### BRIEF
Rename every "table-row" to "data-row" in the items, starting at the first line and stopping after the line that contains "nen-logo[interactable]: NEN Zadavatel". Leave all other text as it is.

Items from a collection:
####################

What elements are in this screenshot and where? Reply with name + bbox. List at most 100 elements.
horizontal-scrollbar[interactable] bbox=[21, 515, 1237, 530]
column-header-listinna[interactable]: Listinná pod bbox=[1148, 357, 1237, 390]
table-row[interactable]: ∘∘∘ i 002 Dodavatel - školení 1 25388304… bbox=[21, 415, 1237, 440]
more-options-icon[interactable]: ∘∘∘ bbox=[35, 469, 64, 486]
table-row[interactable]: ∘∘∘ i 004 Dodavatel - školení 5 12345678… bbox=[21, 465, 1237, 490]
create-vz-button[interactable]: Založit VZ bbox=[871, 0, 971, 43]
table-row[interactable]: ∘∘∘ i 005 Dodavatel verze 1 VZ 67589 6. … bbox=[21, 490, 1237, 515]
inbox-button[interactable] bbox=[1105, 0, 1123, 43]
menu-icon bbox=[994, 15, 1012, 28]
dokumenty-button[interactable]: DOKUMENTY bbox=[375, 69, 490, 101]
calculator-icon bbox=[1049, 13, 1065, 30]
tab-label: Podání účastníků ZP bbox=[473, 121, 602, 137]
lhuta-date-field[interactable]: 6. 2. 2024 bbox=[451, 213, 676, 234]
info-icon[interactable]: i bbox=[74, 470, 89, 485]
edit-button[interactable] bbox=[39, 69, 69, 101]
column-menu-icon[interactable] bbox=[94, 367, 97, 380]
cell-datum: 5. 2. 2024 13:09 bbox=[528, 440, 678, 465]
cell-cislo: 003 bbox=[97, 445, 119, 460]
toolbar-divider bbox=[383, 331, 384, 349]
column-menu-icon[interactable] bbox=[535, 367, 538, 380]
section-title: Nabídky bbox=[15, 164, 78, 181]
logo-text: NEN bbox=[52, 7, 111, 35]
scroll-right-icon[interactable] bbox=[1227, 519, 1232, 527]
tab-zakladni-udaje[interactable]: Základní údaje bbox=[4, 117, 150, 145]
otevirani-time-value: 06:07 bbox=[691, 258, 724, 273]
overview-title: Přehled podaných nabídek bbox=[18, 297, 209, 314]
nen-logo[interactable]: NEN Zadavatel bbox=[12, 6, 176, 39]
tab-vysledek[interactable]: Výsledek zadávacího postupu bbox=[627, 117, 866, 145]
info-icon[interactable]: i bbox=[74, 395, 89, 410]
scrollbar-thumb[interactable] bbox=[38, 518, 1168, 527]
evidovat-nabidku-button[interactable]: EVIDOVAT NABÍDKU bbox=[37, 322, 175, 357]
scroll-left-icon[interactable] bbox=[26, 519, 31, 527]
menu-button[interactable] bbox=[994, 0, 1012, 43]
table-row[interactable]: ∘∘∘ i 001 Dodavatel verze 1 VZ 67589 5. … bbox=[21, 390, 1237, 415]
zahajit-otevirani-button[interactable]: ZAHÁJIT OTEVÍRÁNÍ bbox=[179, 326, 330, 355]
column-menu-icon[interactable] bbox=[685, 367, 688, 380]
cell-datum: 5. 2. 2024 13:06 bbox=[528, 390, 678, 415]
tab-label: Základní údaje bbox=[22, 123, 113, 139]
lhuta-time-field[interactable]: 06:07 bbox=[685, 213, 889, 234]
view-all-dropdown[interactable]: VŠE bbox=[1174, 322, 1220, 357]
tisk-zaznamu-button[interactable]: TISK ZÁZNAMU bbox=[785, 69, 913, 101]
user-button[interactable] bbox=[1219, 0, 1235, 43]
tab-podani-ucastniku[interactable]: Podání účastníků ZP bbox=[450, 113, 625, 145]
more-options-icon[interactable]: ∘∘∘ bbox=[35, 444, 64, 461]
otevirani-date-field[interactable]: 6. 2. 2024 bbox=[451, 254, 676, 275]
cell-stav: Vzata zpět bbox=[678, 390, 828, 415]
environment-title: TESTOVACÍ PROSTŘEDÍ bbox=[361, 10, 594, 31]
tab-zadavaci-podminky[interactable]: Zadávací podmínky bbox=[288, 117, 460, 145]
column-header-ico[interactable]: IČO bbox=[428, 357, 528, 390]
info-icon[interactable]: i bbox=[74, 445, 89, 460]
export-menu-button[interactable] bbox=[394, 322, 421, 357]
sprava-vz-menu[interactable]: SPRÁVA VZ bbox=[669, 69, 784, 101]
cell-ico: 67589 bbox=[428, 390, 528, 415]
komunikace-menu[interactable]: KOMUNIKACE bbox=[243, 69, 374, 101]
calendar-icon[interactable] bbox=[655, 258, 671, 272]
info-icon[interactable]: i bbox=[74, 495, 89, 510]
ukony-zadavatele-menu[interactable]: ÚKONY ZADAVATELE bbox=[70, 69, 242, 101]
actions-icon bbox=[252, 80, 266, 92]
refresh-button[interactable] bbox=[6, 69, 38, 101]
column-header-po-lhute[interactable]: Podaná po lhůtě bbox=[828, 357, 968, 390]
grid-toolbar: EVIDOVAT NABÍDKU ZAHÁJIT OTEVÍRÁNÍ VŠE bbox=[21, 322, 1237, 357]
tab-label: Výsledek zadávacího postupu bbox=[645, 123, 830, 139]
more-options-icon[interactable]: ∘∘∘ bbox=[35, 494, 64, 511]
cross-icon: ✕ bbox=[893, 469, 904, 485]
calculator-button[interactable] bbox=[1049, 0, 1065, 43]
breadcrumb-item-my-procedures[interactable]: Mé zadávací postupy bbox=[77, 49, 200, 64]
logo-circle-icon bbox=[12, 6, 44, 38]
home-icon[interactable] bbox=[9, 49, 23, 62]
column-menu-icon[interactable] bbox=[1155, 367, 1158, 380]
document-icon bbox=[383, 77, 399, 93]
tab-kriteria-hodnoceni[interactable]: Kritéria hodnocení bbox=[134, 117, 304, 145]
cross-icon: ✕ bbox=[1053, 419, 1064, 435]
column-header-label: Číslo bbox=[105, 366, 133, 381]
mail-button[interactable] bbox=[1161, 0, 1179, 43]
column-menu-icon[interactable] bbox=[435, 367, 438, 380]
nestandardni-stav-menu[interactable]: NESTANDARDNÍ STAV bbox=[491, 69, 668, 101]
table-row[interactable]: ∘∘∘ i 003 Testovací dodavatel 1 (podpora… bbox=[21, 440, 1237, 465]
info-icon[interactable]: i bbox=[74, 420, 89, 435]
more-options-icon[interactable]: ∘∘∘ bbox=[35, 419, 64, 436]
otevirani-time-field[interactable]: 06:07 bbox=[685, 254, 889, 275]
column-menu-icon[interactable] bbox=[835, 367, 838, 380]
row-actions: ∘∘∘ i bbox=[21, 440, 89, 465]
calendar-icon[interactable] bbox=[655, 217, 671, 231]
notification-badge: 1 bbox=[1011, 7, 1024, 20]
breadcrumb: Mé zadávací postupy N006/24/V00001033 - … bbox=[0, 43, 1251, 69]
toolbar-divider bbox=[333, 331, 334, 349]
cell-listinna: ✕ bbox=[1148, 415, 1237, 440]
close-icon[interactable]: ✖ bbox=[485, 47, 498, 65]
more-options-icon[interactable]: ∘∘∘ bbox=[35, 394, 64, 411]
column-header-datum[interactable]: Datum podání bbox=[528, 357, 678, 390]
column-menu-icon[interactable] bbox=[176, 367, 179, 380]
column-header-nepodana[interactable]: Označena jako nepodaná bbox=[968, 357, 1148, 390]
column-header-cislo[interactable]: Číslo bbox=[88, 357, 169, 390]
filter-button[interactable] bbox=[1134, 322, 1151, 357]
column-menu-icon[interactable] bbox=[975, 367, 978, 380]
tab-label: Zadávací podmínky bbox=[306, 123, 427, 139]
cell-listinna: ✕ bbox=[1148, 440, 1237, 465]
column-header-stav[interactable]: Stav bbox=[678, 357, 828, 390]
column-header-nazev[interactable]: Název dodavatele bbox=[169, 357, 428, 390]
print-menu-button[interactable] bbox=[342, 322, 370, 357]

####################

### WRITTEN ANSWER
What elements are in this screenshot and where? Reply with name + bbox. List at most 100 elements.
horizontal-scrollbar[interactable] bbox=[21, 515, 1237, 530]
column-header-listinna[interactable]: Listinná pod bbox=[1148, 357, 1237, 390]
data-row[interactable]: ∘∘∘ i 002 Dodavatel - školení 1 25388304… bbox=[21, 415, 1237, 440]
more-options-icon[interactable]: ∘∘∘ bbox=[35, 469, 64, 486]
data-row[interactable]: ∘∘∘ i 004 Dodavatel - školení 5 12345678… bbox=[21, 465, 1237, 490]
create-vz-button[interactable]: Založit VZ bbox=[871, 0, 971, 43]
data-row[interactable]: ∘∘∘ i 005 Dodavatel verze 1 VZ 67589 6. … bbox=[21, 490, 1237, 515]
inbox-button[interactable] bbox=[1105, 0, 1123, 43]
menu-icon bbox=[994, 15, 1012, 28]
dokumenty-button[interactable]: DOKUMENTY bbox=[375, 69, 490, 101]
calculator-icon bbox=[1049, 13, 1065, 30]
tab-label: Podání účastníků ZP bbox=[473, 121, 602, 137]
lhuta-date-field[interactable]: 6. 2. 2024 bbox=[451, 213, 676, 234]
info-icon[interactable]: i bbox=[74, 470, 89, 485]
edit-button[interactable] bbox=[39, 69, 69, 101]
column-menu-icon[interactable] bbox=[94, 367, 97, 380]
cell-datum: 5. 2. 2024 13:09 bbox=[528, 440, 678, 465]
cell-cislo: 003 bbox=[97, 445, 119, 460]
toolbar-divider bbox=[383, 331, 384, 349]
column-menu-icon[interactable] bbox=[535, 367, 538, 380]
section-title: Nabídky bbox=[15, 164, 78, 181]
logo-text: NEN bbox=[52, 7, 111, 35]
scroll-right-icon[interactable] bbox=[1227, 519, 1232, 527]
tab-zakladni-udaje[interactable]: Základní údaje bbox=[4, 117, 150, 145]
otevirani-time-value: 06:07 bbox=[691, 258, 724, 273]
overview-title: Přehled podaných nabídek bbox=[18, 297, 209, 314]
nen-logo[interactable]: NEN Zadavatel bbox=[12, 6, 176, 39]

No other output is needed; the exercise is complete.